Information provided
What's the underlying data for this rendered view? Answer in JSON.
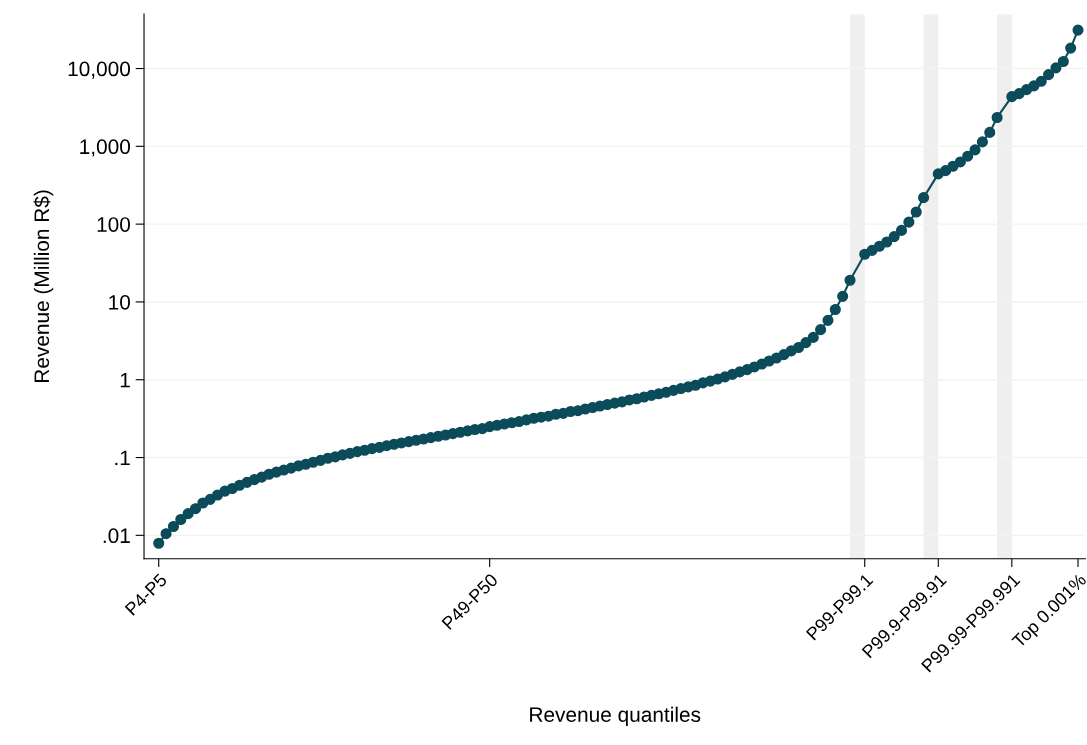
{
  "chart_data": {
    "type": "line",
    "xlabel": "Revenue quantiles",
    "ylabel": "Revenue (Million R$)",
    "categories": [
      "P4-P5",
      null,
      null,
      null,
      null,
      null,
      null,
      null,
      null,
      null,
      null,
      null,
      null,
      null,
      null,
      null,
      null,
      null,
      null,
      null,
      null,
      null,
      null,
      null,
      null,
      null,
      null,
      null,
      null,
      null,
      null,
      null,
      null,
      null,
      null,
      null,
      null,
      null,
      null,
      null,
      null,
      null,
      null,
      null,
      null,
      "P49-P50",
      null,
      null,
      null,
      null,
      null,
      null,
      null,
      null,
      null,
      null,
      null,
      null,
      null,
      null,
      null,
      null,
      null,
      null,
      null,
      null,
      null,
      null,
      null,
      null,
      null,
      null,
      null,
      null,
      null,
      null,
      null,
      null,
      null,
      null,
      null,
      null,
      null,
      null,
      null,
      null,
      null,
      null,
      null,
      null,
      null,
      null,
      null,
      null,
      null,
      null,
      "P99-P99.1",
      null,
      null,
      null,
      null,
      null,
      null,
      null,
      null,
      null,
      "P99.9-P99.91",
      null,
      null,
      null,
      null,
      null,
      null,
      null,
      null,
      null,
      "P99.99-P99.991",
      null,
      null,
      null,
      null,
      null,
      null,
      null,
      null,
      "Top 0.001%"
    ],
    "series": [
      {
        "color": "#0b4b5a",
        "values": [
          0.0079,
          0.0105,
          0.013,
          0.016,
          0.019,
          0.022,
          0.026,
          0.029,
          0.033,
          0.037,
          0.04,
          0.044,
          0.048,
          0.052,
          0.056,
          0.061,
          0.065,
          0.069,
          0.073,
          0.078,
          0.082,
          0.087,
          0.092,
          0.098,
          0.102,
          0.108,
          0.113,
          0.119,
          0.124,
          0.13,
          0.135,
          0.142,
          0.148,
          0.154,
          0.16,
          0.167,
          0.173,
          0.18,
          0.188,
          0.195,
          0.203,
          0.211,
          0.22,
          0.229,
          0.235,
          0.25,
          0.26,
          0.27,
          0.28,
          0.29,
          0.305,
          0.32,
          0.33,
          0.34,
          0.36,
          0.37,
          0.39,
          0.4,
          0.42,
          0.44,
          0.46,
          0.48,
          0.5,
          0.52,
          0.55,
          0.57,
          0.6,
          0.63,
          0.66,
          0.69,
          0.73,
          0.77,
          0.81,
          0.85,
          0.91,
          0.96,
          1.02,
          1.09,
          1.17,
          1.26,
          1.35,
          1.46,
          1.59,
          1.74,
          1.9,
          2.1,
          2.35,
          2.6,
          3.0,
          3.5,
          4.4,
          5.8,
          8.0,
          11.8,
          19,
          null,
          41,
          46,
          52,
          59,
          69,
          83,
          106,
          143,
          219,
          null,
          442,
          487,
          555,
          630,
          747,
          900,
          1140,
          1510,
          2350,
          null,
          4350,
          4760,
          5350,
          5980,
          6850,
          8350,
          10200,
          12300,
          18300,
          31200
        ]
      }
    ],
    "log": "y",
    "ylim": [
      0.005,
      50000
    ],
    "yticks": [
      {
        "value": 0.01,
        "label": ".01"
      },
      {
        "value": 0.1,
        "label": ".1"
      },
      1,
      10,
      100,
      {
        "value": 1000,
        "label": "1,000"
      },
      {
        "value": 10000,
        "label": "10,000"
      }
    ],
    "grid": "y",
    "marker": "circle",
    "line_style": "solid"
  }
}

What the task requires
Collect each line above holding the string "Revenue".

The output
    "xlabel": "Revenue quantiles",
    "ylabel": "Revenue (Million R$)",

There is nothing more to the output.